§ **Exercise brief**
List all lines of the data that include the string "name".

[Dataset entries on figures]
[Start]

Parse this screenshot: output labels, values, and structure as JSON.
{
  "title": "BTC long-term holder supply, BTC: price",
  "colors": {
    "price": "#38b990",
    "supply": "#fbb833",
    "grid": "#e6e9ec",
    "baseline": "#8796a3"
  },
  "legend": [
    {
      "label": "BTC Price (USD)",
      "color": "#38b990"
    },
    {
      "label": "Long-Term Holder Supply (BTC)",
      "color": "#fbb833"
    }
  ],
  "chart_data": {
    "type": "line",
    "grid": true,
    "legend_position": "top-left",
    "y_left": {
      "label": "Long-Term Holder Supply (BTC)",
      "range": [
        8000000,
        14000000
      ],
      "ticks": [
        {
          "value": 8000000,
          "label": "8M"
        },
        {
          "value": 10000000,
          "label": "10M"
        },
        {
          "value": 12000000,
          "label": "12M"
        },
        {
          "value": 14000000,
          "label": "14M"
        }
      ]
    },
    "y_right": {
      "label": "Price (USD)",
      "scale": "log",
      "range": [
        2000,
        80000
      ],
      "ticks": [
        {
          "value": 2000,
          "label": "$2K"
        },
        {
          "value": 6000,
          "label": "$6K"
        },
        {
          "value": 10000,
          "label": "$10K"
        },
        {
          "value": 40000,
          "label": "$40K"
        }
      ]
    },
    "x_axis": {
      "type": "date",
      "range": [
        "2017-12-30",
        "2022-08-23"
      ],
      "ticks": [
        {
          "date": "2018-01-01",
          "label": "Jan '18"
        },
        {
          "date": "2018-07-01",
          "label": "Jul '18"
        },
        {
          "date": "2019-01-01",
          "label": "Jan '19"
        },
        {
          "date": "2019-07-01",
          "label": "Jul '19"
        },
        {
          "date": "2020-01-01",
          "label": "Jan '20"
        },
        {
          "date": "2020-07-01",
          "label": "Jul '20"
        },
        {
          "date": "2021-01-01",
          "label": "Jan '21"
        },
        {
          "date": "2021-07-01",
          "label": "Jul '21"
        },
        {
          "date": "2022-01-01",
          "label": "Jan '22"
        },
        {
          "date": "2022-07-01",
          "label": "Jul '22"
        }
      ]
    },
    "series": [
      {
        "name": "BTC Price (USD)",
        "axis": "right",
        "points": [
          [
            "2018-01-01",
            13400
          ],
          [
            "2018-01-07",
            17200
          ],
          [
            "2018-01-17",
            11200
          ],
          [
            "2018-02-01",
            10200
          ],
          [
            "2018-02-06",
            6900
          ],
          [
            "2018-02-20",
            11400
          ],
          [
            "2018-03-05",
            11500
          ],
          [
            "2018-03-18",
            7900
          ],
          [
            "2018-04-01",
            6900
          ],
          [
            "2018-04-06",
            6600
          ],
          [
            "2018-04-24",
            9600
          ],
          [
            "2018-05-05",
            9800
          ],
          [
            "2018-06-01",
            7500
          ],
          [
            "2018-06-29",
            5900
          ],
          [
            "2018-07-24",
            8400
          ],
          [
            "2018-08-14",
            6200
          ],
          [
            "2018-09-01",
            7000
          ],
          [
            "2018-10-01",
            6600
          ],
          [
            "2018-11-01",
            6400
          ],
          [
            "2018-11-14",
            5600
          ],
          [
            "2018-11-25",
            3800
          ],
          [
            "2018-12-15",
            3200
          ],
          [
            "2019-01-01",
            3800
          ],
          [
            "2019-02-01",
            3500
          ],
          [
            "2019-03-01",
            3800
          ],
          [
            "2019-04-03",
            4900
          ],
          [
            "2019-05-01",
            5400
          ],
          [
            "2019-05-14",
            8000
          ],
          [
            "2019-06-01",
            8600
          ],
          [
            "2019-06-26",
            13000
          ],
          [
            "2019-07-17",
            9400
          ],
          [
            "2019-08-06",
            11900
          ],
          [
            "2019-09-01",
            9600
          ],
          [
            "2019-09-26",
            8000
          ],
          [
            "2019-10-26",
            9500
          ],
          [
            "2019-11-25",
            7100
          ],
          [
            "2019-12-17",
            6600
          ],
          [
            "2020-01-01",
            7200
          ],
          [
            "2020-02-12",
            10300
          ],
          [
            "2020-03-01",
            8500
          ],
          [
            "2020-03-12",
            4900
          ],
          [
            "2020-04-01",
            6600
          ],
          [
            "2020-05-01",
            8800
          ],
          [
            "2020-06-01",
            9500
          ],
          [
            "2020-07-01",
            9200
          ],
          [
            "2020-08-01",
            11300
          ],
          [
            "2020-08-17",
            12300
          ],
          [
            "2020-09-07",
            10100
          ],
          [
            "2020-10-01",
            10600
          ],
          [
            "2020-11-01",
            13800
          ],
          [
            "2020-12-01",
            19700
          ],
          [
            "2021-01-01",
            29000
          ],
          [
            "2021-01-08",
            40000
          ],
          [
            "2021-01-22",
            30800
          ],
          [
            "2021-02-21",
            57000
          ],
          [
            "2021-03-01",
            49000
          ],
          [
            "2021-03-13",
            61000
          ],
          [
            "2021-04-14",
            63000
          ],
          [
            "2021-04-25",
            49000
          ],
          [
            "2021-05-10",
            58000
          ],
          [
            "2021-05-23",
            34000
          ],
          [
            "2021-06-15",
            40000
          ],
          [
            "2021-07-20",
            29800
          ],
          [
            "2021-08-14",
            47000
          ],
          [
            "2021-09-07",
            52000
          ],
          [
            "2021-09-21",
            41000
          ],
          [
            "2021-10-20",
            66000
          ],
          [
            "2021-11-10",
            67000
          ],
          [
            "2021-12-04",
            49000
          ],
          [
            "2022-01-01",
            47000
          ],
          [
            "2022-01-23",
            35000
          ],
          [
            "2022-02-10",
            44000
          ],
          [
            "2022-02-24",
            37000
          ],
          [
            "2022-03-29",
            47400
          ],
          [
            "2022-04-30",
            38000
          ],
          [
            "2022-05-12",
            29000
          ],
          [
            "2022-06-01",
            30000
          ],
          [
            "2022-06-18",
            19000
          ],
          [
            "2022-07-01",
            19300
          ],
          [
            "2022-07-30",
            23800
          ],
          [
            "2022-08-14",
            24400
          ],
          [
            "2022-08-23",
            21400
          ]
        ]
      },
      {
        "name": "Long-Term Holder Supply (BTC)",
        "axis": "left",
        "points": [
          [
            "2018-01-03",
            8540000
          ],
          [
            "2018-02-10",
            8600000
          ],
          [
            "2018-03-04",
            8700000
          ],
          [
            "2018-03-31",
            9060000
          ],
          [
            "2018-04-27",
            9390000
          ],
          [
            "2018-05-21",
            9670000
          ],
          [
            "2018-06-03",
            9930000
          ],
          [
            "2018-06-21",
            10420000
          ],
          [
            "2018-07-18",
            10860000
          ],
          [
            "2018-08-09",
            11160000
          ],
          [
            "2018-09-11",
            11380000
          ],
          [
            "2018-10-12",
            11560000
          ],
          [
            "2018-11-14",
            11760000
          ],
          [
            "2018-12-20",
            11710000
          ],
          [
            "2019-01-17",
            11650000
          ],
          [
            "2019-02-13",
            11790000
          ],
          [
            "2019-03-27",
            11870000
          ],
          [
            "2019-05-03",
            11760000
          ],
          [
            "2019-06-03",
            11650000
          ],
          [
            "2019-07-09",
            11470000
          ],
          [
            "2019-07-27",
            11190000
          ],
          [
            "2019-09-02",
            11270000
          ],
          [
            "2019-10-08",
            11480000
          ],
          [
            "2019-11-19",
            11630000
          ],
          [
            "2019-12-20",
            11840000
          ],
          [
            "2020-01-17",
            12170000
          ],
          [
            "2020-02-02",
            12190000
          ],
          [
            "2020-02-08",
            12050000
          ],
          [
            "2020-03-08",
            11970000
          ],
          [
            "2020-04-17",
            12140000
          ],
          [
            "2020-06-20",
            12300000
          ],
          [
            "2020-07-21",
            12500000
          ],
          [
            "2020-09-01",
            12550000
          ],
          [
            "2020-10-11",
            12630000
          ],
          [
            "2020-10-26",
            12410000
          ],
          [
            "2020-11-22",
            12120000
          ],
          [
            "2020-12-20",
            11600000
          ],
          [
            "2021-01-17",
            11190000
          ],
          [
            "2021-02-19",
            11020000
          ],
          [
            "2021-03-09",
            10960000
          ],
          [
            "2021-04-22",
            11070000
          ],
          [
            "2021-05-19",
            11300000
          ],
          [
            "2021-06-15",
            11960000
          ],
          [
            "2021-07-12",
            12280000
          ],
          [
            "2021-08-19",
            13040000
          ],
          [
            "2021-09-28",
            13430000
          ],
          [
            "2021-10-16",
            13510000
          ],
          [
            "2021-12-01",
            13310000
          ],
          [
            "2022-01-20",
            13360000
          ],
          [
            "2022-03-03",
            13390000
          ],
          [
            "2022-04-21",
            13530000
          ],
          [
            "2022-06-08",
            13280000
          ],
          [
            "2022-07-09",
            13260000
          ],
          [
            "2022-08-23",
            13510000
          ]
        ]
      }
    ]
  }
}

[End]

§ **Reply**
        "name": "BTC Price (USD)",
        "name": "Long-Term Holder Supply (BTC)",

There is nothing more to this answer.